Copy every line of the data below character for character, leaving nothing out and changing nothing.

## Data rows
------------------------

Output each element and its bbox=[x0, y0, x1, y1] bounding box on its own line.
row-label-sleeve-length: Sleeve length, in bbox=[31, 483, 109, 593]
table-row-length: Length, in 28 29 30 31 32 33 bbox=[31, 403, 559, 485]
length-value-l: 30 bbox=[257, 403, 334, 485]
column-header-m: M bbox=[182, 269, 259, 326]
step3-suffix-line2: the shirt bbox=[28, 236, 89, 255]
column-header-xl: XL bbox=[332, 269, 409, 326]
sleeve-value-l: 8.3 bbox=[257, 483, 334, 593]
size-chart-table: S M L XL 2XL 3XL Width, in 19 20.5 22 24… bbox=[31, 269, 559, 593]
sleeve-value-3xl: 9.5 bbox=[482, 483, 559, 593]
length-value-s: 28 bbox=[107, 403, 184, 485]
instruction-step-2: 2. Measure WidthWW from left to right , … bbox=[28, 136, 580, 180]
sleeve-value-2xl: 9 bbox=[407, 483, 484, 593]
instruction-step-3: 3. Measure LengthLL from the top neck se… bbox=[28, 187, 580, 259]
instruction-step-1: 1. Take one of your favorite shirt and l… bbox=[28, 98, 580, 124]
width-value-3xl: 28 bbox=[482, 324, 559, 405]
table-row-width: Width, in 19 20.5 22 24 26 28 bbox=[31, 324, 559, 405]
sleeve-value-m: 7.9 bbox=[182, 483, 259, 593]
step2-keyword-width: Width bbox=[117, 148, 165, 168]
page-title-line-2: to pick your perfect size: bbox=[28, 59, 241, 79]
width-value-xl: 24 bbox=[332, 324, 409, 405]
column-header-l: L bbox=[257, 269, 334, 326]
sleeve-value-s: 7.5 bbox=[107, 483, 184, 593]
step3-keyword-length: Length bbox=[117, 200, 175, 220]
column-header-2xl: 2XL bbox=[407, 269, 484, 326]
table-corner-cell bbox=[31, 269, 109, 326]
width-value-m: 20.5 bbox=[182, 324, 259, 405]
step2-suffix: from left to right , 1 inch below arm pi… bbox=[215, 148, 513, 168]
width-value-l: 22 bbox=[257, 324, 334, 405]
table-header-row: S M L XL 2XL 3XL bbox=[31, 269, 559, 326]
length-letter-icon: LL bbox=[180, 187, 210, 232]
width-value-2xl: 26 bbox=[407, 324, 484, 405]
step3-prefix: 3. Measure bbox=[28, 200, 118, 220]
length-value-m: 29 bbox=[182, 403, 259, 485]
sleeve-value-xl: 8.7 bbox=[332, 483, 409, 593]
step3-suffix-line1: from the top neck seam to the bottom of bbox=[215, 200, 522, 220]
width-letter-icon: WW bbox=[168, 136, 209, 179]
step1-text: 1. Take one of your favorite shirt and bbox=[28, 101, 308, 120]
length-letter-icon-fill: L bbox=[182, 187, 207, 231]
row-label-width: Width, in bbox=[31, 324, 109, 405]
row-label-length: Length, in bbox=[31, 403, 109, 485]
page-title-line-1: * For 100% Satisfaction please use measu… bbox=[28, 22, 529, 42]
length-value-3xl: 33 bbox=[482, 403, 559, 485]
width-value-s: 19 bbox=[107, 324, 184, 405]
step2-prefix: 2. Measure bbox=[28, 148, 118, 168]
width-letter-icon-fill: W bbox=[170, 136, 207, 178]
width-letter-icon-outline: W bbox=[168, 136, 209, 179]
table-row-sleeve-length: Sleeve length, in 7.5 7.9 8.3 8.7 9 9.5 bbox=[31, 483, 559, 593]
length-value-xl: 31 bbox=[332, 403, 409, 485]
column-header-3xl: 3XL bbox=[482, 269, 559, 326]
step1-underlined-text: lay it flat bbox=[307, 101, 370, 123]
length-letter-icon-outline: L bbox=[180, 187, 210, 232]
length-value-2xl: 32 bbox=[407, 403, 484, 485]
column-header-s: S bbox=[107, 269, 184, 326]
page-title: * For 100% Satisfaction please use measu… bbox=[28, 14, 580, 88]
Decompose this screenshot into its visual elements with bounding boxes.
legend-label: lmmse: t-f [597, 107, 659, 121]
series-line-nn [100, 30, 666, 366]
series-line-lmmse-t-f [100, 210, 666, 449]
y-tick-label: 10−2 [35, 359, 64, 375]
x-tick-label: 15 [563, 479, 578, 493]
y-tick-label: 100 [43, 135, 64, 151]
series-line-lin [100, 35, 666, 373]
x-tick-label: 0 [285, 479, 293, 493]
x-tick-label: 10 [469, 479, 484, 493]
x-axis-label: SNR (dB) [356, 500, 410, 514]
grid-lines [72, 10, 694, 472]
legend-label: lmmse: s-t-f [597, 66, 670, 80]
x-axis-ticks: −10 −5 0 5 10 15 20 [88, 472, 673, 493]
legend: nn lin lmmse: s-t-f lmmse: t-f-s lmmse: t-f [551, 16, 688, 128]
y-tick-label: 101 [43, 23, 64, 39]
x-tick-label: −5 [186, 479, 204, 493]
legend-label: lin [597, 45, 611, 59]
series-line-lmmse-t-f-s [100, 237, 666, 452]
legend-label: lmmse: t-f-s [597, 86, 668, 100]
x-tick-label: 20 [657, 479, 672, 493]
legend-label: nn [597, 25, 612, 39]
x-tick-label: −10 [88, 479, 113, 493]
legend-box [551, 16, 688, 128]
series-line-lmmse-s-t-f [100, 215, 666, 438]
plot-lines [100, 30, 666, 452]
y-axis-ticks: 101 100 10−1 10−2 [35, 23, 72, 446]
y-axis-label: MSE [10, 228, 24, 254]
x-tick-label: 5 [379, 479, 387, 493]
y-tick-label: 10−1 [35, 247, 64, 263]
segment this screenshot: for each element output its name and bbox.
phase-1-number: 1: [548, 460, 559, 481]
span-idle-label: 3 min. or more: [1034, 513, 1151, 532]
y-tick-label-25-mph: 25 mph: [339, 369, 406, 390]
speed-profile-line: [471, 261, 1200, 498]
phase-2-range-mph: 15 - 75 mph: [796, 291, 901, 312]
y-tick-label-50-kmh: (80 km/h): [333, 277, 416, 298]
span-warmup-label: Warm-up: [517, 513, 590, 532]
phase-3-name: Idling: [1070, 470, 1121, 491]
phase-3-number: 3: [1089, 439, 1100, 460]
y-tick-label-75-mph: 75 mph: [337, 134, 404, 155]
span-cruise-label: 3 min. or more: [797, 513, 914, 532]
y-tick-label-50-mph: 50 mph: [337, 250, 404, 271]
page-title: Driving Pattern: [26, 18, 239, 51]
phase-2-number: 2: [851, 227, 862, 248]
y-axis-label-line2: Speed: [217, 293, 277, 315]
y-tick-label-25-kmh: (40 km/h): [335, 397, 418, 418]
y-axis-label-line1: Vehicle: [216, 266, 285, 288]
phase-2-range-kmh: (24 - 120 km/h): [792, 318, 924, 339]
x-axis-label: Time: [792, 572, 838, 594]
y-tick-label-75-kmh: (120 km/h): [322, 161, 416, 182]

------------------------

## Result
Output each element and its bbox=[x0, y0, x1, y1] bounding box on its own line.
row-label-sleeve-length: Sleeve length, in bbox=[31, 483, 109, 593]
table-row-length: Length, in 28 29 30 31 32 33 bbox=[31, 403, 559, 485]
length-value-l: 30 bbox=[257, 403, 334, 485]
column-header-m: M bbox=[182, 269, 259, 326]
step3-suffix-line2: the shirt bbox=[28, 236, 89, 255]
column-header-xl: XL bbox=[332, 269, 409, 326]
sleeve-value-l: 8.3 bbox=[257, 483, 334, 593]
size-chart-table: S M L XL 2XL 3XL Width, in 19 20.5 22 24… bbox=[31, 269, 559, 593]
sleeve-value-3xl: 9.5 bbox=[482, 483, 559, 593]
length-value-s: 28 bbox=[107, 403, 184, 485]
instruction-step-2: 2. Measure WidthWW from left to right , … bbox=[28, 136, 580, 180]
sleeve-value-2xl: 9 bbox=[407, 483, 484, 593]
instruction-step-3: 3. Measure LengthLL from the top neck se… bbox=[28, 187, 580, 259]
instruction-step-1: 1. Take one of your favorite shirt and l… bbox=[28, 98, 580, 124]
width-value-3xl: 28 bbox=[482, 324, 559, 405]
table-row-width: Width, in 19 20.5 22 24 26 28 bbox=[31, 324, 559, 405]
sleeve-value-m: 7.9 bbox=[182, 483, 259, 593]
step2-keyword-width: Width bbox=[117, 148, 165, 168]
page-title-line-2: to pick your perfect size: bbox=[28, 59, 241, 79]
width-value-xl: 24 bbox=[332, 324, 409, 405]
column-header-l: L bbox=[257, 269, 334, 326]
sleeve-value-s: 7.5 bbox=[107, 483, 184, 593]
step3-keyword-length: Length bbox=[117, 200, 175, 220]
column-header-2xl: 2XL bbox=[407, 269, 484, 326]
table-corner-cell bbox=[31, 269, 109, 326]
width-value-m: 20.5 bbox=[182, 324, 259, 405]
step2-suffix: from left to right , 1 inch below arm pi… bbox=[215, 148, 513, 168]
width-value-l: 22 bbox=[257, 324, 334, 405]
table-header-row: S M L XL 2XL 3XL bbox=[31, 269, 559, 326]
length-letter-icon: LL bbox=[180, 187, 210, 232]
width-value-2xl: 26 bbox=[407, 324, 484, 405]
step3-prefix: 3. Measure bbox=[28, 200, 118, 220]
length-value-m: 29 bbox=[182, 403, 259, 485]
sleeve-value-xl: 8.7 bbox=[332, 483, 409, 593]
step3-suffix-line1: from the top neck seam to the bottom of bbox=[215, 200, 522, 220]
width-letter-icon: WW bbox=[168, 136, 209, 179]
step1-text: 1. Take one of your favorite shirt and bbox=[28, 101, 308, 120]
length-letter-icon-fill: L bbox=[182, 187, 207, 231]
row-label-width: Width, in bbox=[31, 324, 109, 405]
row-label-length: Length, in bbox=[31, 403, 109, 485]
page-title-line-1: * For 100% Satisfaction please use measu… bbox=[28, 22, 529, 42]
length-value-3xl: 33 bbox=[482, 403, 559, 485]
width-value-s: 19 bbox=[107, 324, 184, 405]
step2-prefix: 2. Measure bbox=[28, 148, 118, 168]
width-letter-icon-fill: W bbox=[170, 136, 207, 178]
width-letter-icon-outline: W bbox=[168, 136, 209, 179]
table-row-sleeve-length: Sleeve length, in 7.5 7.9 8.3 8.7 9 9.5 bbox=[31, 483, 559, 593]
length-value-xl: 31 bbox=[332, 403, 409, 485]
column-header-3xl: 3XL bbox=[482, 269, 559, 326]
step1-underlined-text: lay it flat bbox=[307, 101, 370, 123]
length-letter-icon-outline: L bbox=[180, 187, 210, 232]
length-value-2xl: 32 bbox=[407, 403, 484, 485]
column-header-s: S bbox=[107, 269, 184, 326]
page-title: * For 100% Satisfaction please use measu… bbox=[28, 14, 580, 88]
Decompose this screenshot into its visual elements with bounding boxes.
legend-label: lmmse: t-f [597, 107, 659, 121]
series-line-nn [100, 30, 666, 366]
series-line-lmmse-t-f [100, 210, 666, 449]
y-tick-label: 10−2 [35, 359, 64, 375]
x-tick-label: 15 [563, 479, 578, 493]
y-tick-label: 100 [43, 135, 64, 151]
series-line-lin [100, 35, 666, 373]
x-tick-label: 0 [285, 479, 293, 493]
x-tick-label: 10 [469, 479, 484, 493]
x-axis-label: SNR (dB) [356, 500, 410, 514]
grid-lines [72, 10, 694, 472]
legend-label: lmmse: s-t-f [597, 66, 670, 80]
x-axis-ticks: −10 −5 0 5 10 15 20 [88, 472, 673, 493]
legend: nn lin lmmse: s-t-f lmmse: t-f-s lmmse: t-f [551, 16, 688, 128]
y-tick-label: 101 [43, 23, 64, 39]
x-tick-label: −5 [186, 479, 204, 493]
legend-label: lin [597, 45, 611, 59]
series-line-lmmse-t-f-s [100, 237, 666, 452]
legend-label: lmmse: t-f-s [597, 86, 668, 100]
x-tick-label: 20 [657, 479, 672, 493]
legend-label: nn [597, 25, 612, 39]
x-tick-label: −10 [88, 479, 113, 493]
legend-box [551, 16, 688, 128]
series-line-lmmse-s-t-f [100, 215, 666, 438]
plot-lines [100, 30, 666, 452]
y-axis-ticks: 101 100 10−1 10−2 [35, 23, 72, 446]
y-axis-label: MSE [10, 228, 24, 254]
x-tick-label: 5 [379, 479, 387, 493]
y-tick-label: 10−1 [35, 247, 64, 263]
segment this screenshot: for each element output its name and bbox.
phase-1-number: 1: [548, 460, 559, 481]
span-idle-label: 3 min. or more: [1034, 513, 1151, 532]
y-tick-label-25-mph: 25 mph: [339, 369, 406, 390]
speed-profile-line: [471, 261, 1200, 498]
phase-2-range-mph: 15 - 75 mph: [796, 291, 901, 312]
y-tick-label-50-kmh: (80 km/h): [333, 277, 416, 298]
span-warmup-label: Warm-up: [517, 513, 590, 532]
phase-3-name: Idling: [1070, 470, 1121, 491]
phase-3-number: 3: [1089, 439, 1100, 460]
y-tick-label-75-mph: 75 mph: [337, 134, 404, 155]
span-cruise-label: 3 min. or more: [797, 513, 914, 532]
y-tick-label-50-mph: 50 mph: [337, 250, 404, 271]
page-title: Driving Pattern: [26, 18, 239, 51]
phase-2-number: 2: [851, 227, 862, 248]
y-axis-label-line2: Speed: [217, 293, 277, 315]
y-tick-label-25-kmh: (40 km/h): [335, 397, 418, 418]
y-axis-label-line1: Vehicle: [216, 266, 285, 288]
phase-2-range-kmh: (24 - 120 km/h): [792, 318, 924, 339]
x-axis-label: Time: [792, 572, 838, 594]
y-tick-label-75-kmh: (120 km/h): [322, 161, 416, 182]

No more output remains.